_SELECTED EXTRACT:_
****

Events in the year 2022 in Jamaica.

Incumbents 

 Monarch: Elizabeth II (until September 8), then Charles III
 Governor-General: Patrick Allen
 Prime Minister: Andrew Holness
 Chief Justice: Bryan Sykes

Events 
Ongoing — COVID-19 pandemic in Jamaica

 22 – 24 March – The Duke and Duchess of Cambridge toured Jamaica in celebration of the Platinum Jubilee of Elizabeth II.

 7 July – Jamaica reports its first case of monkeypox.
 8 September – Accession of Charles III as King of Jamaica following the death of Queen Elizabeth II.
 13 September – Charles III is officially proclaimed King of Jamaica by the Governor-General at King's House, Kingston.
 19 September – A National Day of Mourning occurs in Jamaica to mourn the passing of Elizabeth II, Queen of Jamaica.
 19 September – Governor-General Patrick Allen and Prime Minister Andrew Holness attend the funeral of Elizabeth II in London.

****

_TASK DETAILS:_ Using the text on Jamaica in 2022, answer yes or no for whether each statement agrees with it, and quote the deciding words: (a) Charles III was officially proclaimed King of Jamaica on 8 September. (b) Jamaica reported its first case of monkeypox in July. (c) The Prime Minister attended the funeral of Elizabeth II in London.

****

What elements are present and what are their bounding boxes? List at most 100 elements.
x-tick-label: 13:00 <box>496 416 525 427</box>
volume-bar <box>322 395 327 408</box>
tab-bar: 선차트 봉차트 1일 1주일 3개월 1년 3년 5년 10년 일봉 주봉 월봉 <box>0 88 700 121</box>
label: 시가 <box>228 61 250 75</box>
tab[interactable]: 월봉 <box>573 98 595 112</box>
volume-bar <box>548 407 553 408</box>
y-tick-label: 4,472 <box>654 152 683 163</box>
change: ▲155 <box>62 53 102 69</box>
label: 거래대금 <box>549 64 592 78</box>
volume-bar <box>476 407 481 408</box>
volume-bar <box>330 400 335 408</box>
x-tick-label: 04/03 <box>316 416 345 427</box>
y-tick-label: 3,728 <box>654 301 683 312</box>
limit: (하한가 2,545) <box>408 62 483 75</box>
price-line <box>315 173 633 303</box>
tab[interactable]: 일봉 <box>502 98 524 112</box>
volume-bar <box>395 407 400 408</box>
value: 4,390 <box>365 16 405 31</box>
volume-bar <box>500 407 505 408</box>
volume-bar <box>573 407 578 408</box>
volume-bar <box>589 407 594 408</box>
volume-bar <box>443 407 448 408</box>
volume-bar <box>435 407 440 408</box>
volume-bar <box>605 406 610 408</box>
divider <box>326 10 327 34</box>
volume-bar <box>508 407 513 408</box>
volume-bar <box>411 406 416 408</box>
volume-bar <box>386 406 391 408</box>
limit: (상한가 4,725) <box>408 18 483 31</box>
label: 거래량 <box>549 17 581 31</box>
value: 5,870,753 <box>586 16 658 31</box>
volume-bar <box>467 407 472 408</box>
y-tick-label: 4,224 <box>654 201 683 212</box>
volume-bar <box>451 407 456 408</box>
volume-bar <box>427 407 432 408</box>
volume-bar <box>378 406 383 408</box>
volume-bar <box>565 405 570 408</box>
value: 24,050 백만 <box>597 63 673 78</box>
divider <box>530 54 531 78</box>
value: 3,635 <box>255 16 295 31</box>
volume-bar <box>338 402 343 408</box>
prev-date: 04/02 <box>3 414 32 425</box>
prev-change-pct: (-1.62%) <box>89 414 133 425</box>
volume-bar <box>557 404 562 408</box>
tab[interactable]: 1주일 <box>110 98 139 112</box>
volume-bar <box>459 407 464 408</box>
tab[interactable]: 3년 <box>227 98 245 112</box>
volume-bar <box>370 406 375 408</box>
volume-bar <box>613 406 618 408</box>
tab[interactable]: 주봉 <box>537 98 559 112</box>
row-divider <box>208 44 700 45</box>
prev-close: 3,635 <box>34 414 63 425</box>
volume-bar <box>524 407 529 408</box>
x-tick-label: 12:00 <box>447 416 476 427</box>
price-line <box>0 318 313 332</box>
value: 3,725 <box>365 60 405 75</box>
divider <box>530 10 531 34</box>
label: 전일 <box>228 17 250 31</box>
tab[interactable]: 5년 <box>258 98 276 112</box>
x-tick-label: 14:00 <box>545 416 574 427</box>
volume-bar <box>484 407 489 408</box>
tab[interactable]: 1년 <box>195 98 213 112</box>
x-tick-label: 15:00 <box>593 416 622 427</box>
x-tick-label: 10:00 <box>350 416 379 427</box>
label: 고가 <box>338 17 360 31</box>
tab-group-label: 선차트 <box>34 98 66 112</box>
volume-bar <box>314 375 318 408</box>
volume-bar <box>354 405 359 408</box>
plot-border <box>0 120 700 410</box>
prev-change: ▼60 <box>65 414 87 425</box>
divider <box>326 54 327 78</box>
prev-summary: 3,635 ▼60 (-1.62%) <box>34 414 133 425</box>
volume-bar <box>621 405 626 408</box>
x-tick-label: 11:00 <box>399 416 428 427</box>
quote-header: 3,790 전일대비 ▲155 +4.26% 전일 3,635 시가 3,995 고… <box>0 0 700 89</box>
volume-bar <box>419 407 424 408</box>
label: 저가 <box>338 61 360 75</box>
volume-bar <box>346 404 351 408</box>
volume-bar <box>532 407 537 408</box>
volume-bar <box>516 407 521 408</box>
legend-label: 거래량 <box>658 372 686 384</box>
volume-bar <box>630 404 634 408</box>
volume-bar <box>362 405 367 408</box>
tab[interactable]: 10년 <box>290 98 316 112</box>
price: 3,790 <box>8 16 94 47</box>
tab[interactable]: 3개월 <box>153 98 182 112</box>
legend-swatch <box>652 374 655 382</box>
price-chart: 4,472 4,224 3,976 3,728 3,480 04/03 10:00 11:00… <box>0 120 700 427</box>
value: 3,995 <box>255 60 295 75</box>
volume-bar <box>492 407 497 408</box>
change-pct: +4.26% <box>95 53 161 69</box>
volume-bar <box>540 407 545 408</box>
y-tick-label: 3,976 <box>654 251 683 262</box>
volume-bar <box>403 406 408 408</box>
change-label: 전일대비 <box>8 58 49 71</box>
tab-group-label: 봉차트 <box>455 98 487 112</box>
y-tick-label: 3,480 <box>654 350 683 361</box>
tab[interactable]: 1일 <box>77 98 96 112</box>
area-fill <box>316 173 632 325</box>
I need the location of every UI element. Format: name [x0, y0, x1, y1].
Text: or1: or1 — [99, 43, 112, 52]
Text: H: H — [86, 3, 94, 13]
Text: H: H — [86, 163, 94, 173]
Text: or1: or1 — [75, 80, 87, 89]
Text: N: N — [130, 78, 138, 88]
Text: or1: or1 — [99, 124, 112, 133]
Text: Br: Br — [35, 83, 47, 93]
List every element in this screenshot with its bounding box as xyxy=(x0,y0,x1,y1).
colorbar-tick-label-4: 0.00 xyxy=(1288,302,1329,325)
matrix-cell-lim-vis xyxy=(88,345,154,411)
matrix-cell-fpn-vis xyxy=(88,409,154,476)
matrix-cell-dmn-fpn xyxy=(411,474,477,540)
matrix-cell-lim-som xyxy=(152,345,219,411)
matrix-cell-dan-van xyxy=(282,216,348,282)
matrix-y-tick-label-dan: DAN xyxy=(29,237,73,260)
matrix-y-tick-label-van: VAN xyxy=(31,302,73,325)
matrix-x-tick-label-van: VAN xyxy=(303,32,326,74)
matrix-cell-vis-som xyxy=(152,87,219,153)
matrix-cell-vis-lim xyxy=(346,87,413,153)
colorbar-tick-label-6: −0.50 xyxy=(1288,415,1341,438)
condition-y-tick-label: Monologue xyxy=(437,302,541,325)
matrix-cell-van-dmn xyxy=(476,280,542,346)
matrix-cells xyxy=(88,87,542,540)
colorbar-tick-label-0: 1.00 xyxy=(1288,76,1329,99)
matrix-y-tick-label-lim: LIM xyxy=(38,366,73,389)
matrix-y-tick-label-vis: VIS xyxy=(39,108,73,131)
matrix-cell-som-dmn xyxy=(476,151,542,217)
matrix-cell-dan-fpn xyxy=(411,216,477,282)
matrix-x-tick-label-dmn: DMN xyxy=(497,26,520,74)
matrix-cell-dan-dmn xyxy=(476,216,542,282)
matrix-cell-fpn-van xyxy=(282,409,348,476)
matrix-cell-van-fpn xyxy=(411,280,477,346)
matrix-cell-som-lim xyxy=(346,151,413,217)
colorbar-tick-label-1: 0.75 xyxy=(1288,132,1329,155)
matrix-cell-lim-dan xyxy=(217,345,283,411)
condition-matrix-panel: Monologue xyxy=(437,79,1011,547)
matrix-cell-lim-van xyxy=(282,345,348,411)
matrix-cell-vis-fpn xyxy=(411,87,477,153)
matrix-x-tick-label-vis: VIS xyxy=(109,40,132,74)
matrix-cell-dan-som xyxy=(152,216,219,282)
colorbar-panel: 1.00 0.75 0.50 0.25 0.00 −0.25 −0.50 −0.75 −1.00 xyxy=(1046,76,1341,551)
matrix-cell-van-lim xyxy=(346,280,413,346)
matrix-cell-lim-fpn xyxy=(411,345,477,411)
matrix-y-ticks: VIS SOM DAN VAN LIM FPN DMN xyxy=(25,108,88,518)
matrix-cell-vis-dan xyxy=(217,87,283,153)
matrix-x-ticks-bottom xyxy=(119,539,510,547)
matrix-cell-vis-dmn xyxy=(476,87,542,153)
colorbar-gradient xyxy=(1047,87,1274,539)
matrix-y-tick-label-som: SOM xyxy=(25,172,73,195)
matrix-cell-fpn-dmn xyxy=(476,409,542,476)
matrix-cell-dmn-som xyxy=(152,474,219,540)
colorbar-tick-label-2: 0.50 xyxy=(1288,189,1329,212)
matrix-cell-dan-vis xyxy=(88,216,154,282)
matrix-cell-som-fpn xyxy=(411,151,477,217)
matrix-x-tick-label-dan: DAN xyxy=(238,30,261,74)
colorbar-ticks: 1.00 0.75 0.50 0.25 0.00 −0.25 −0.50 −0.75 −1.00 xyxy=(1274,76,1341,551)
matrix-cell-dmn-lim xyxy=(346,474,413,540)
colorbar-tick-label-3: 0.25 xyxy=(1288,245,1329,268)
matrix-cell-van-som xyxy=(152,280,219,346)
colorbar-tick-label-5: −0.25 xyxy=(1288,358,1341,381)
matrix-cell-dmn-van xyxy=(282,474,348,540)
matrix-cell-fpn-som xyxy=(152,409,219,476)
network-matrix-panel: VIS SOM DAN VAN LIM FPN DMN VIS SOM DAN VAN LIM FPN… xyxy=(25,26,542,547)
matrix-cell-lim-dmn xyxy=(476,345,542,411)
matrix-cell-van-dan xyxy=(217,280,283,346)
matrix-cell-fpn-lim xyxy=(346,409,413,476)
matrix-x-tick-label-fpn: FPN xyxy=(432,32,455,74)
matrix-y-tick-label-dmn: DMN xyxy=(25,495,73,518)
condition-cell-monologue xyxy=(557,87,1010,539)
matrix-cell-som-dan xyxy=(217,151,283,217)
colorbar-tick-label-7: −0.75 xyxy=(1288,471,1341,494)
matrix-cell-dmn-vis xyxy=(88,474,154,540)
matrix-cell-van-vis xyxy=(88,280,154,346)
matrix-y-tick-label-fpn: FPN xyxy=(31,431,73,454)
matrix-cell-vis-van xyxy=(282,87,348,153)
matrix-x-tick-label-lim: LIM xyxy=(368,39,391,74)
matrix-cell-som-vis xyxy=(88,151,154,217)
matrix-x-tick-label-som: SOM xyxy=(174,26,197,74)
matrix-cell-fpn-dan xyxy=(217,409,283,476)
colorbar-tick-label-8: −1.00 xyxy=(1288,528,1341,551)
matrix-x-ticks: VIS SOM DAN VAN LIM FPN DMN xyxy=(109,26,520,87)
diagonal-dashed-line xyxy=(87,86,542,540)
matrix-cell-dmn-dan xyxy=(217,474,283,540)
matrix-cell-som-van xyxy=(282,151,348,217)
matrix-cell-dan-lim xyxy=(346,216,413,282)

****

_ANSWER BELOW:_
(a) No: "13 September – Charles III is officially proclaimed King of Jamaica by the Governor-General at King's House, Kingston."
(b) Yes: "7 July – Jamaica reports its first case of monkeypox."
(c) Yes: "Governor-General Patrick Allen and Prime Minister Andrew Holness attend the funeral of Elizabeth II in London."